WHAT IS ASKED »
What follows is a listing to be transcribed exactly.

>> START GIVEN ENTRIES

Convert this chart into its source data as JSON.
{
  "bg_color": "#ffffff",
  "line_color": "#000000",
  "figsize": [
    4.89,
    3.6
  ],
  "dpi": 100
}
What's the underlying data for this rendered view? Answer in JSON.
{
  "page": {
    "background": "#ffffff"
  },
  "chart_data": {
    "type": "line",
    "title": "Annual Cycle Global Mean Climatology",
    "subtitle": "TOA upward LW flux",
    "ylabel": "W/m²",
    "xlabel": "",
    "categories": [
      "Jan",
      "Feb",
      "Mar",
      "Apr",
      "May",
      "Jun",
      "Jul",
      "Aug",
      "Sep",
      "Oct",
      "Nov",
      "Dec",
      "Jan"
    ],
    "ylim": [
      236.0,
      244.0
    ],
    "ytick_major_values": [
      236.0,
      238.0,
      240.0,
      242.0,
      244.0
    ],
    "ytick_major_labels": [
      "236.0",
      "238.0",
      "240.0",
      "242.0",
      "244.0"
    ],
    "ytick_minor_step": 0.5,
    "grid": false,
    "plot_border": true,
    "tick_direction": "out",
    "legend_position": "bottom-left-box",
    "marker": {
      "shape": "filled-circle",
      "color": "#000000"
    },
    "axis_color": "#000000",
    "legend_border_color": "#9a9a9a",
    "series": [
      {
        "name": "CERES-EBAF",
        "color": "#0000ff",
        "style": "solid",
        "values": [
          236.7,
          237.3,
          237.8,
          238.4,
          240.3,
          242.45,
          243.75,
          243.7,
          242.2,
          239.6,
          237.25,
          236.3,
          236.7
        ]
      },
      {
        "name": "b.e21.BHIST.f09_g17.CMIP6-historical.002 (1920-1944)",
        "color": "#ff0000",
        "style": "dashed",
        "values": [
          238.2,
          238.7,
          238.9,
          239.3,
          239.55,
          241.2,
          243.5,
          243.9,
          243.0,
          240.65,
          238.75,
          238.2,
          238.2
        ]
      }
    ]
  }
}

>> END GIVEN ENTRIES

ANSWER FOR THE TASK »
Convert this chart into its source data as JSON.
{
  "bg_color": "#ffffff",
  "line_color": "#000000",
  "figsize": [
    4.89,
    3.6
  ],
  "dpi": 100
}
What's the underlying data for this rendered view? Answer in JSON.
{
  "page": {
    "background": "#ffffff"
  },
  "chart_data": {
    "type": "line",
    "title": "Annual Cycle Global Mean Climatology",
    "subtitle": "TOA upward LW flux",
    "ylabel": "W/m²",
    "xlabel": "",
    "categories": [
      "Jan",
      "Feb",
      "Mar",
      "Apr",
      "May",
      "Jun",
      "Jul",
      "Aug",
      "Sep",
      "Oct",
      "Nov",
      "Dec",
      "Jan"
    ],
    "ylim": [
      236.0,
      244.0
    ],
    "ytick_major_values": [
      236.0,
      238.0,
      240.0,
      242.0,
      244.0
    ],
    "ytick_major_labels": [
      "236.0",
      "238.0",
      "240.0",
      "242.0",
      "244.0"
    ],
    "ytick_minor_step": 0.5,
    "grid": false,
    "plot_border": true,
    "tick_direction": "out",
    "legend_position": "bottom-left-box",
    "marker": {
      "shape": "filled-circle",
      "color": "#000000"
    },
    "axis_color": "#000000",
    "legend_border_color": "#9a9a9a",
    "series": [
      {
        "name": "CERES-EBAF",
        "color": "#0000ff",
        "style": "solid",
        "values": [
          236.7,
          237.3,
          237.8,
          238.4,
          240.3,
          242.45,
          243.75,
          243.7,
          242.2,
          239.6,
          237.25,
          236.3,
          236.7
        ]
      },
      {
        "name": "b.e21.BHIST.f09_g17.CMIP6-historical.002 (1920-1944)",
        "color": "#ff0000",
        "style": "dashed",
        "values": [
          238.2,
          238.7,
          238.9,
          239.3,
          239.55,
          241.2,
          243.5,
          243.9,
          243.0,
          240.65,
          238.75,
          238.2,
          238.2
        ]
      }
    ]
  }
}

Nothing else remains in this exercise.